=== Direction ===
Every line containing the word "services" needs to be found and copied.

=== Data excerpts ===

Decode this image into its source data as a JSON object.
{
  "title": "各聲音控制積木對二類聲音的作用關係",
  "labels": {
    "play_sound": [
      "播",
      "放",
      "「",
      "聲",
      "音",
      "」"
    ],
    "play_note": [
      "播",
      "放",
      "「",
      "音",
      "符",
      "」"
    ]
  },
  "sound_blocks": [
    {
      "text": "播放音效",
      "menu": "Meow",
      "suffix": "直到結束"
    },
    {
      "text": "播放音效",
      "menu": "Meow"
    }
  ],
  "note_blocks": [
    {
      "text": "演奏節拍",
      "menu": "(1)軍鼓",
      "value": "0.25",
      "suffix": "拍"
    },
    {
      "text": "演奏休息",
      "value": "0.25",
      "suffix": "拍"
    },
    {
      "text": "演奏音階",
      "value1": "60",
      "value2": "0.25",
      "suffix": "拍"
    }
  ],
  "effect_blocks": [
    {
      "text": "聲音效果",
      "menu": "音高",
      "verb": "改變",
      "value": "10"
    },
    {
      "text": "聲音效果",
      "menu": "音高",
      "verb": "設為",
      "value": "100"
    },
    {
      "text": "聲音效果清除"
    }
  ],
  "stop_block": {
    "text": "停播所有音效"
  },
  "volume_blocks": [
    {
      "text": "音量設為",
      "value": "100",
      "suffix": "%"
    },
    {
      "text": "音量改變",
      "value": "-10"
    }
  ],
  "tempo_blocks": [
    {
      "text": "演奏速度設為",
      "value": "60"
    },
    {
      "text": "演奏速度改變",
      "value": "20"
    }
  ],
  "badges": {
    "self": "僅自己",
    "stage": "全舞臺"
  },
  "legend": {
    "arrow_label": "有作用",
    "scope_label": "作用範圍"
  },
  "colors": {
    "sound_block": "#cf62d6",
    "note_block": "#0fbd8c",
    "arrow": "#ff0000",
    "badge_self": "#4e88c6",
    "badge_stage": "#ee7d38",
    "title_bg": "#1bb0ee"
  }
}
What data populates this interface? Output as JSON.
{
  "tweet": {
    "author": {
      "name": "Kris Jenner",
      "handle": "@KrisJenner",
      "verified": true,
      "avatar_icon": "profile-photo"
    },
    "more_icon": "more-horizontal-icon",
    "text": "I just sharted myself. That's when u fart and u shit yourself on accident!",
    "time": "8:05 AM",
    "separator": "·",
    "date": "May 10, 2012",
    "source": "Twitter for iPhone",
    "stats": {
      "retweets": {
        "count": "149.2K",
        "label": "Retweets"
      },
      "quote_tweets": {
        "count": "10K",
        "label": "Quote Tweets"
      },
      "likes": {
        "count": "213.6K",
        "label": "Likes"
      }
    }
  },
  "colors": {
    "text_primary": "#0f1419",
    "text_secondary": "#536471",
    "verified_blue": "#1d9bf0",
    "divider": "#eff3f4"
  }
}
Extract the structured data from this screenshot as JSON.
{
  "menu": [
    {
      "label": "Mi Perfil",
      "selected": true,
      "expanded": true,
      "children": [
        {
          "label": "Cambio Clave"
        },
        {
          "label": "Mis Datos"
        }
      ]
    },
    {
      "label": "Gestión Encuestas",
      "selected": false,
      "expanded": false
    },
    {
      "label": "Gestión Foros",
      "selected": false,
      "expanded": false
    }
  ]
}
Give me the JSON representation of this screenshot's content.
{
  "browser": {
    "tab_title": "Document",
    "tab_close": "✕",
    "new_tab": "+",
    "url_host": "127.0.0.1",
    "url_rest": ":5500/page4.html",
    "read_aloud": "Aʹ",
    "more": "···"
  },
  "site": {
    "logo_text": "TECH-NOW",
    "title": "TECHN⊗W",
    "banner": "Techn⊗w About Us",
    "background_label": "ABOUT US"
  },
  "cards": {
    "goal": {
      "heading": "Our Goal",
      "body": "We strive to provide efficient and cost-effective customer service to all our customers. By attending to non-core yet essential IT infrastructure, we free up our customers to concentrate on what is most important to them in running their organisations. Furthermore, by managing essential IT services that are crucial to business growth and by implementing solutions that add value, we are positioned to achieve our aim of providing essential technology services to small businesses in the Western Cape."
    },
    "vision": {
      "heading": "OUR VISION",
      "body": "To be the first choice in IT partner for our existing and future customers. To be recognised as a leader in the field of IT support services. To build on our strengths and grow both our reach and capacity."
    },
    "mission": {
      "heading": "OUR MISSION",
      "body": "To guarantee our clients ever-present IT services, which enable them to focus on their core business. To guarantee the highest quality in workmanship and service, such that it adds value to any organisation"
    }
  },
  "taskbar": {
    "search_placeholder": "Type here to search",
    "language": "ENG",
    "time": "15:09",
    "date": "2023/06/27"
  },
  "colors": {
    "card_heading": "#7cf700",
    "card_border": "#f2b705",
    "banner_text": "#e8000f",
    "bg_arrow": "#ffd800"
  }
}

=== Reply to the task ===
      "body": "We strive to provide efficient and cost-effective customer service to all our customers. By attending to non-core yet essential IT infrastructure, we free up our customers to concentrate on what is most important to them in running their organisations. Furthermore, by managing essential IT services that are crucial to business growth and by implementing solutions that add value, we are positioned to achieve our aim of providing essential technology services to small businesses in the Western Cape."
      "body": "To be the first choice in IT partner for our existing and future customers. To be recognised as a leader in the field of IT support services. To build on our strengths and grow both our reach and capacity."
      "body": "To guarantee our clients ever-present IT services, which enable them to focus on their core business. To guarantee the highest quality in workmanship and service, such that it adds value to any organisation"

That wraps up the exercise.